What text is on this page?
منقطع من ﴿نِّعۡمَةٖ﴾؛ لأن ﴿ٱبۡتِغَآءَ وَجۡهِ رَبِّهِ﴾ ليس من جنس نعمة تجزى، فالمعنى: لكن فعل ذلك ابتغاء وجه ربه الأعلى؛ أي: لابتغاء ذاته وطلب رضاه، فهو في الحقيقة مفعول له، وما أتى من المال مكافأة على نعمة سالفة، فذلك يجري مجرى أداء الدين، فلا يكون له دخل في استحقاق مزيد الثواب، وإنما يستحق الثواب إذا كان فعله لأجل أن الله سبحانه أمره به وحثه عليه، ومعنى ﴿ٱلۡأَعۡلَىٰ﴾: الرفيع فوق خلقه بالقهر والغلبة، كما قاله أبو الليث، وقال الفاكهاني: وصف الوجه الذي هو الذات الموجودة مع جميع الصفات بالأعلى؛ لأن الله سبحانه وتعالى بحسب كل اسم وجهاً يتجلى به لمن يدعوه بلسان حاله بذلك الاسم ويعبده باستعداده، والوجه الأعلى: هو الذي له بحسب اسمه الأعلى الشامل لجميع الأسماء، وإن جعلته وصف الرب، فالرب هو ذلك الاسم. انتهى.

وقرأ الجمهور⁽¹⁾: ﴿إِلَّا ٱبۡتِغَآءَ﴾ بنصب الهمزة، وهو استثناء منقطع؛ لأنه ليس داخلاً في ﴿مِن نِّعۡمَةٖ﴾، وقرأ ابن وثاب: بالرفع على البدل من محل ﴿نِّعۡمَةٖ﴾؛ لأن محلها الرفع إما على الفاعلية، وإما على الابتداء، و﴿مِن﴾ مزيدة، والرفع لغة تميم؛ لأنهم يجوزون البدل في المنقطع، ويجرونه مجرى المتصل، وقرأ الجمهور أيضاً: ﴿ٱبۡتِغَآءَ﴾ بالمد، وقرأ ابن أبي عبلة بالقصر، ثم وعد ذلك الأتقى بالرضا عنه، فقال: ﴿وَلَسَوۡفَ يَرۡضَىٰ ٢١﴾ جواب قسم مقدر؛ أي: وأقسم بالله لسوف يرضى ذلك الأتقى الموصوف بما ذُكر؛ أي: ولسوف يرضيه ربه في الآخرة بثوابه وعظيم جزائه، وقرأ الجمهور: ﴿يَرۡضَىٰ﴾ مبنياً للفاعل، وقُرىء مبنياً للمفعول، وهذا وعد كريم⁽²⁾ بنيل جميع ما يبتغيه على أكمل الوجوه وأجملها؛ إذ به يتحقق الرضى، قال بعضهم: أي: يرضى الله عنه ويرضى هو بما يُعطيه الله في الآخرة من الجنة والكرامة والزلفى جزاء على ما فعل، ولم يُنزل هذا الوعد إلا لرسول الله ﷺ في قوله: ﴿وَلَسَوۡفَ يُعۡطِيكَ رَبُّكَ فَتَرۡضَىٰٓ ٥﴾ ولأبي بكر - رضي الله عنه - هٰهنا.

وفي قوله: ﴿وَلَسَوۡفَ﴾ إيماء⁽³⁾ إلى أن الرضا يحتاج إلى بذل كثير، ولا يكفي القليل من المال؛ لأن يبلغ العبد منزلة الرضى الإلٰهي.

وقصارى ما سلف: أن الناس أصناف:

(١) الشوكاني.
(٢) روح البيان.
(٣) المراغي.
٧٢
################
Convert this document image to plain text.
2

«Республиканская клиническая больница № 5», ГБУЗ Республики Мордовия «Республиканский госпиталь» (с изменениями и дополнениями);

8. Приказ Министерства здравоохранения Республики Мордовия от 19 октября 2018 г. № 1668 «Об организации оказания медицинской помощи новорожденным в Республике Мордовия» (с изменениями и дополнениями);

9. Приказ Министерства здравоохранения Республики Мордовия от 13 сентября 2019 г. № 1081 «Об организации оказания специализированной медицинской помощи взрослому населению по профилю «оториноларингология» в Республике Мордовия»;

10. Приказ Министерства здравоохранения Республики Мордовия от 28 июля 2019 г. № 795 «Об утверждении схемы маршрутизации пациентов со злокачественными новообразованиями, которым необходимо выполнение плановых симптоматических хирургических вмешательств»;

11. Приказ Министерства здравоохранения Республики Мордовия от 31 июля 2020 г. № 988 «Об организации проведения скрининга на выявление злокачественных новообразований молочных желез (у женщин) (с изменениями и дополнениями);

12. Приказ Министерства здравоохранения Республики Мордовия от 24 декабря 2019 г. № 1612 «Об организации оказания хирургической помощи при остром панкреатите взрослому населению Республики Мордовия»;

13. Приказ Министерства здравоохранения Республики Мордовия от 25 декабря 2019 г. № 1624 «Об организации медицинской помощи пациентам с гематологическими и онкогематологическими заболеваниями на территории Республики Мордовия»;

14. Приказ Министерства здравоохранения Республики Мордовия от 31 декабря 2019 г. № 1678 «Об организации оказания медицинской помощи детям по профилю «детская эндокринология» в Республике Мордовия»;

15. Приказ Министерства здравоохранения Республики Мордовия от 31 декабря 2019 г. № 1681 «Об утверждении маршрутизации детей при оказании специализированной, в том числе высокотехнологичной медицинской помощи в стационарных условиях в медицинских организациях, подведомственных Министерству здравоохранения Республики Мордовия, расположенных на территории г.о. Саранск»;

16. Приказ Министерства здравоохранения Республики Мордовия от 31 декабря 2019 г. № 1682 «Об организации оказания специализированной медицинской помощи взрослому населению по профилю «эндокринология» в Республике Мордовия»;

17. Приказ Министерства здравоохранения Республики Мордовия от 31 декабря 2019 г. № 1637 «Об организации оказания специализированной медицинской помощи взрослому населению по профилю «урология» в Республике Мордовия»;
################
**Stated problem**: Select the lines from the entries that include the word "эндокринология".

**Correct output**:
14. Приказ Министерства здравоохранения Республики Мордовия от 31 декабря 2019 г. № 1678 «Об организации оказания медицинской помощи детям по профилю «детская эндокринология» в Республике Мордовия»;
16. Приказ Министерства здравоохранения Республики Мордовия от 31 декабря 2019 г. № 1682 «Об организации оказания специализированной медицинской помощи взрослому населению по профилю «эндокринология» в Республике Мордовия»;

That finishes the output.